* **WHAT NEEDS TO BE DONE**: Copy down all of the data underneath, exactly as shown.

↓

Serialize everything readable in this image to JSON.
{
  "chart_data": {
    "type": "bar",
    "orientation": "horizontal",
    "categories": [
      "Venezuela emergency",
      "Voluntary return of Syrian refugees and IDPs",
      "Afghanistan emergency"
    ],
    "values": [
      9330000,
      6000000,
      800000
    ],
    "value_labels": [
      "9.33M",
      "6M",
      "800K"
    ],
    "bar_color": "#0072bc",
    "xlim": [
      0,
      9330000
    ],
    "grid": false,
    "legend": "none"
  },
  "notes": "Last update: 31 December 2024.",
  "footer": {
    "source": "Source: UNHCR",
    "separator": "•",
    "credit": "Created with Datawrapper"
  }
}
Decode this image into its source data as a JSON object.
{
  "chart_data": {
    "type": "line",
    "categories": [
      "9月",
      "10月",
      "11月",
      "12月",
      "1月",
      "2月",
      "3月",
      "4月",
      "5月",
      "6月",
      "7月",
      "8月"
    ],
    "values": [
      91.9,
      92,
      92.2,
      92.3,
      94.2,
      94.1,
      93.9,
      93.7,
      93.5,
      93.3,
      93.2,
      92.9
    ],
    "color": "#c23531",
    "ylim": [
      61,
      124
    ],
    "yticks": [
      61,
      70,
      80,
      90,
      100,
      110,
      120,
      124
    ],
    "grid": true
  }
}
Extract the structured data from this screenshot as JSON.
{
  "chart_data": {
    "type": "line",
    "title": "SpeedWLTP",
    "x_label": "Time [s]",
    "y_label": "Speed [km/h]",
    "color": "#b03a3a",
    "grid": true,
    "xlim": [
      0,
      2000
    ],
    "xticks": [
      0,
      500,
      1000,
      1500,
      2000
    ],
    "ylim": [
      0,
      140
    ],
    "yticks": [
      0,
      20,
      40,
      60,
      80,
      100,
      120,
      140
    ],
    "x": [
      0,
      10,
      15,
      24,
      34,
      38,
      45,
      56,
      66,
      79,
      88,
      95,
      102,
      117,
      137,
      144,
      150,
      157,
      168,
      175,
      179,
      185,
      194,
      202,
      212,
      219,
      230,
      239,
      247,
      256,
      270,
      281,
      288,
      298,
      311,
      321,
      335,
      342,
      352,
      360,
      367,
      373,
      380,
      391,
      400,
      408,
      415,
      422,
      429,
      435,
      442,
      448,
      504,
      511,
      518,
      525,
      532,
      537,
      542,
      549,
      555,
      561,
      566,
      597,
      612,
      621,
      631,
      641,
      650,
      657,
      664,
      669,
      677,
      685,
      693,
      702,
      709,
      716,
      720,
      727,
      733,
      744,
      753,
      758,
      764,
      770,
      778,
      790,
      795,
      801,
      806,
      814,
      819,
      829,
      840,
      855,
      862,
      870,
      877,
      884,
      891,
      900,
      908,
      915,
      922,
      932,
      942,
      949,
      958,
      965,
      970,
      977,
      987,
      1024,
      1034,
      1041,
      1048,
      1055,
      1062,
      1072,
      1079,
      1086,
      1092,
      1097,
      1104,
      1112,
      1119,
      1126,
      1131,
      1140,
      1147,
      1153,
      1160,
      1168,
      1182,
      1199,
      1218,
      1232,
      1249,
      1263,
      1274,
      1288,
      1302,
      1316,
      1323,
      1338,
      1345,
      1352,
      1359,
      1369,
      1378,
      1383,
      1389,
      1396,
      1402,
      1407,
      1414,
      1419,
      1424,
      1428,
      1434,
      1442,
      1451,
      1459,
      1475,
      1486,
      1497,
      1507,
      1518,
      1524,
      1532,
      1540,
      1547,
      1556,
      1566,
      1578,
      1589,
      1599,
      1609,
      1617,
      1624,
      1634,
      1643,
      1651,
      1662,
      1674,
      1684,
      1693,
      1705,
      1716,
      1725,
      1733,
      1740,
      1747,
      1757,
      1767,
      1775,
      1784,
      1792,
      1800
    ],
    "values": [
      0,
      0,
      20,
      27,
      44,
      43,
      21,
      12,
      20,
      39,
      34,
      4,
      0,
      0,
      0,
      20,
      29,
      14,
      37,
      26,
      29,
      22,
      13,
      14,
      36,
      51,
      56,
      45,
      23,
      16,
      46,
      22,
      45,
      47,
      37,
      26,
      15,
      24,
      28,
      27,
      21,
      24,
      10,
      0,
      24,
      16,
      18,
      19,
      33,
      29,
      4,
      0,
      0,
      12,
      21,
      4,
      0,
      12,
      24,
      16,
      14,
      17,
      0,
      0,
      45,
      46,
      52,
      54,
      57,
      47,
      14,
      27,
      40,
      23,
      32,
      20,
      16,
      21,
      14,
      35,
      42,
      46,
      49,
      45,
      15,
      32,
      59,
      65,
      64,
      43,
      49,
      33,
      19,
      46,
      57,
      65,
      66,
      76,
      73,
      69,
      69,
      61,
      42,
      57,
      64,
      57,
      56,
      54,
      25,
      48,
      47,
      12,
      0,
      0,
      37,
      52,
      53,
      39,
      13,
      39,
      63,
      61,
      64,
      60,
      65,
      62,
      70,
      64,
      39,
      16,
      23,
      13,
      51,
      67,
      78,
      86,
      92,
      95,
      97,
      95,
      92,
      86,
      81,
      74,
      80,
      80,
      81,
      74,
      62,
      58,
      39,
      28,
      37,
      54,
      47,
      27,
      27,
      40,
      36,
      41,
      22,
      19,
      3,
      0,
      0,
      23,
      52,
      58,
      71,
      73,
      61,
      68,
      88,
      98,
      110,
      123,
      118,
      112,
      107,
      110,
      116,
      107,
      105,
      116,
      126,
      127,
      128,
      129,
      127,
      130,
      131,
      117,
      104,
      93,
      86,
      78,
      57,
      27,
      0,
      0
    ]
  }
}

↑

* **PROBLEM SOLUTION**:
Serialize everything readable in this image to JSON.
{
  "chart_data": {
    "type": "bar",
    "orientation": "horizontal",
    "categories": [
      "Venezuela emergency",
      "Voluntary return of Syrian refugees and IDPs",
      "Afghanistan emergency"
    ],
    "values": [
      9330000,
      6000000,
      800000
    ],
    "value_labels": [
      "9.33M",
      "6M",
      "800K"
    ],
    "bar_color": "#0072bc",
    "xlim": [
      0,
      9330000
    ],
    "grid": false,
    "legend": "none"
  },
  "notes": "Last update: 31 December 2024.",
  "footer": {
    "source": "Source: UNHCR",
    "separator": "•",
    "credit": "Created with Datawrapper"
  }
}
Decode this image into its source data as a JSON object.
{
  "chart_data": {
    "type": "line",
    "categories": [
      "9月",
      "10月",
      "11月",
      "12月",
      "1月",
      "2月",
      "3月",
      "4月",
      "5月",
      "6月",
      "7月",
      "8月"
    ],
    "values": [
      91.9,
      92,
      92.2,
      92.3,
      94.2,
      94.1,
      93.9,
      93.7,
      93.5,
      93.3,
      93.2,
      92.9
    ],
    "color": "#c23531",
    "ylim": [
      61,
      124
    ],
    "yticks": [
      61,
      70,
      80,
      90,
      100,
      110,
      120,
      124
    ],
    "grid": true
  }
}
Extract the structured data from this screenshot as JSON.
{
  "chart_data": {
    "type": "line",
    "title": "SpeedWLTP",
    "x_label": "Time [s]",
    "y_label": "Speed [km/h]",
    "color": "#b03a3a",
    "grid": true,
    "xlim": [
      0,
      2000
    ],
    "xticks": [
      0,
      500,
      1000,
      1500,
      2000
    ],
    "ylim": [
      0,
      140
    ],
    "yticks": [
      0,
      20,
      40,
      60,
      80,
      100,
      120,
      140
    ],
    "x": [
      0,
      10,
      15,
      24,
      34,
      38,
      45,
      56,
      66,
      79,
      88,
      95,
      102,
      117,
      137,
      144,
      150,
      157,
      168,
      175,
      179,
      185,
      194,
      202,
      212,
      219,
      230,
      239,
      247,
      256,
      270,
      281,
      288,
      298,
      311,
      321,
      335,
      342,
      352,
      360,
      367,
      373,
      380,
      391,
      400,
      408,
      415,
      422,
      429,
      435,
      442,
      448,
      504,
      511,
      518,
      525,
      532,
      537,
      542,
      549,
      555,
      561,
      566,
      597,
      612,
      621,
      631,
      641,
      650,
      657,
      664,
      669,
      677,
      685,
      693,
      702,
      709,
      716,
      720,
      727,
      733,
      744,
      753,
      758,
      764,
      770,
      778,
      790,
      795,
      801,
      806,
      814,
      819,
      829,
      840,
      855,
      862,
      870,
      877,
      884,
      891,
      900,
      908,
      915,
      922,
      932,
      942,
      949,
      958,
      965,
      970,
      977,
      987,
      1024,
      1034,
      1041,
      1048,
      1055,
      1062,
      1072,
      1079,
      1086,
      1092,
      1097,
      1104,
      1112,
      1119,
      1126,
      1131,
      1140,
      1147,
      1153,
      1160,
      1168,
      1182,
      1199,
      1218,
      1232,
      1249,
      1263,
      1274,
      1288,
      1302,
      1316,
      1323,
      1338,
      1345,
      1352,
      1359,
      1369,
      1378,
      1383,
      1389,
      1396,
      1402,
      1407,
      1414,
      1419,
      1424,
      1428,
      1434,
      1442,
      1451,
      1459,
      1475,
      1486,
      1497,
      1507,
      1518,
      1524,
      1532,
      1540,
      1547,
      1556,
      1566,
      1578,
      1589,
      1599,
      1609,
      1617,
      1624,
      1634,
      1643,
      1651,
      1662,
      1674,
      1684,
      1693,
      1705,
      1716,
      1725,
      1733,
      1740,
      1747,
      1757,
      1767,
      1775,
      1784,
      1792,
      1800
    ],
    "values": [
      0,
      0,
      20,
      27,
      44,
      43,
      21,
      12,
      20,
      39,
      34,
      4,
      0,
      0,
      0,
      20,
      29,
      14,
      37,
      26,
      29,
      22,
      13,
      14,
      36,
      51,
      56,
      45,
      23,
      16,
      46,
      22,
      45,
      47,
      37,
      26,
      15,
      24,
      28,
      27,
      21,
      24,
      10,
      0,
      24,
      16,
      18,
      19,
      33,
      29,
      4,
      0,
      0,
      12,
      21,
      4,
      0,
      12,
      24,
      16,
      14,
      17,
      0,
      0,
      45,
      46,
      52,
      54,
      57,
      47,
      14,
      27,
      40,
      23,
      32,
      20,
      16,
      21,
      14,
      35,
      42,
      46,
      49,
      45,
      15,
      32,
      59,
      65,
      64,
      43,
      49,
      33,
      19,
      46,
      57,
      65,
      66,
      76,
      73,
      69,
      69,
      61,
      42,
      57,
      64,
      57,
      56,
      54,
      25,
      48,
      47,
      12,
      0,
      0,
      37,
      52,
      53,
      39,
      13,
      39,
      63,
      61,
      64,
      60,
      65,
      62,
      70,
      64,
      39,
      16,
      23,
      13,
      51,
      67,
      78,
      86,
      92,
      95,
      97,
      95,
      92,
      86,
      81,
      74,
      80,
      80,
      81,
      74,
      62,
      58,
      39,
      28,
      37,
      54,
      47,
      27,
      27,
      40,
      36,
      41,
      22,
      19,
      3,
      0,
      0,
      23,
      52,
      58,
      71,
      73,
      61,
      68,
      88,
      98,
      110,
      123,
      118,
      112,
      107,
      110,
      116,
      107,
      105,
      116,
      126,
      127,
      128,
      129,
      127,
      130,
      131,
      117,
      104,
      93,
      86,
      78,
      57,
      27,
      0,
      0
    ]
  }
}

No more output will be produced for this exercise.